EXERCISE DETAILS | Copy out each line of the material in which the word "canadianhazara" appears.

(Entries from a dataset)
* start *

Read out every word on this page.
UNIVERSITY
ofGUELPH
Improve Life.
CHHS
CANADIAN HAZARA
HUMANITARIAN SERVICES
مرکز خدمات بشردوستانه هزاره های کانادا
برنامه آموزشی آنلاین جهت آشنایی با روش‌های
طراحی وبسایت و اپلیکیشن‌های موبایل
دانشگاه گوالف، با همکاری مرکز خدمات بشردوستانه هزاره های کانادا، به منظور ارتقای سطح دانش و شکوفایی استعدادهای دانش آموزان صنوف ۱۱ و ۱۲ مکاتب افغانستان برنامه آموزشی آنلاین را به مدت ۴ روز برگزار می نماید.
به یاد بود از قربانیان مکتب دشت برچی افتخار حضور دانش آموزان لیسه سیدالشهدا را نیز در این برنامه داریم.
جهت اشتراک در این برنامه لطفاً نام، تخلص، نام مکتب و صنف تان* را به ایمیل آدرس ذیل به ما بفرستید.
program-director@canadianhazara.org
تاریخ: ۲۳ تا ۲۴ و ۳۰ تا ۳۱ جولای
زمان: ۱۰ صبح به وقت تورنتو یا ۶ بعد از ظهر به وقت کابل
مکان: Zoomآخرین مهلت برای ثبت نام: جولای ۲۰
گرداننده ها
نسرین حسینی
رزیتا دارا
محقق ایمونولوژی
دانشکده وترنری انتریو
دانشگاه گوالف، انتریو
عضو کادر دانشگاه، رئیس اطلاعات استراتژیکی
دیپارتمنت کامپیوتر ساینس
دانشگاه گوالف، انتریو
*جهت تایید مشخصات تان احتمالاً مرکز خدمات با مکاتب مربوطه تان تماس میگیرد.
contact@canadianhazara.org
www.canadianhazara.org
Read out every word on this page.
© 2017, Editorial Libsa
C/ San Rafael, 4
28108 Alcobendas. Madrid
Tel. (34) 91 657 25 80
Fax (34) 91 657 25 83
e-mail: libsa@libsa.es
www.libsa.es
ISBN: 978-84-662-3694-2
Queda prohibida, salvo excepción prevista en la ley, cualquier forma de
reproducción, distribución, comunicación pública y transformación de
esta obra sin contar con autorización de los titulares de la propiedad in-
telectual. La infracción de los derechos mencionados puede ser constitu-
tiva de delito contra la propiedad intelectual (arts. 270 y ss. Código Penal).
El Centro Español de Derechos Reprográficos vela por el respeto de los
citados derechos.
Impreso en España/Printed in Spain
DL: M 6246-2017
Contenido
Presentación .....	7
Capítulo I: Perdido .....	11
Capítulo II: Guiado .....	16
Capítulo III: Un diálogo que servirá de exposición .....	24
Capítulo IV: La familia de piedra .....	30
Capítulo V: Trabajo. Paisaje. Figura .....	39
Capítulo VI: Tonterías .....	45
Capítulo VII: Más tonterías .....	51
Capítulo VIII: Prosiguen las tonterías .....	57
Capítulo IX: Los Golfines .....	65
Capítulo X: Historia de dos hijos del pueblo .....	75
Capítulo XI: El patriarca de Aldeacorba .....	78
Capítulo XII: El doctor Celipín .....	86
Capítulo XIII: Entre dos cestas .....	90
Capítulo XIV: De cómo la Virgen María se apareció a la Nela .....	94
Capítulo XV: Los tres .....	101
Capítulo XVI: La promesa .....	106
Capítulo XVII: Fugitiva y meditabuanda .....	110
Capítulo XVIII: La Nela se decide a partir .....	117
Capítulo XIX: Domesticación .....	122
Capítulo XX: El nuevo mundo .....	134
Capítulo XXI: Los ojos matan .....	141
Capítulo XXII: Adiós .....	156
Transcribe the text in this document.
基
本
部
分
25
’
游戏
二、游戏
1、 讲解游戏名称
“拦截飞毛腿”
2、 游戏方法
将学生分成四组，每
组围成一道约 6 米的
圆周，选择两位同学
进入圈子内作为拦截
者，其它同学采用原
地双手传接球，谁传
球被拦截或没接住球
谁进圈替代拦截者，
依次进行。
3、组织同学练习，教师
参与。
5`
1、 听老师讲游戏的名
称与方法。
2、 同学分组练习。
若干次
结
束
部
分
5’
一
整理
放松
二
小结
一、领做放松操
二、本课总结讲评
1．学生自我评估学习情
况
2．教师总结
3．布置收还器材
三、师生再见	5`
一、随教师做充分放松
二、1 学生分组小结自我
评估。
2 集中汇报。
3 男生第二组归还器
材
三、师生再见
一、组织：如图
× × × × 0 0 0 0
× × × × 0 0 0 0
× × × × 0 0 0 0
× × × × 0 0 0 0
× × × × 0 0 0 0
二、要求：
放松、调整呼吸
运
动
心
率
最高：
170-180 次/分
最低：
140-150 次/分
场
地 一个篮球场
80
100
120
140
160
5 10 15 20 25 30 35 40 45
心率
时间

* end *

ANSWER TO THIS EXERCISE |
program-director@canadianhazara.org
contact@canadianhazara.org
www.canadianhazara.org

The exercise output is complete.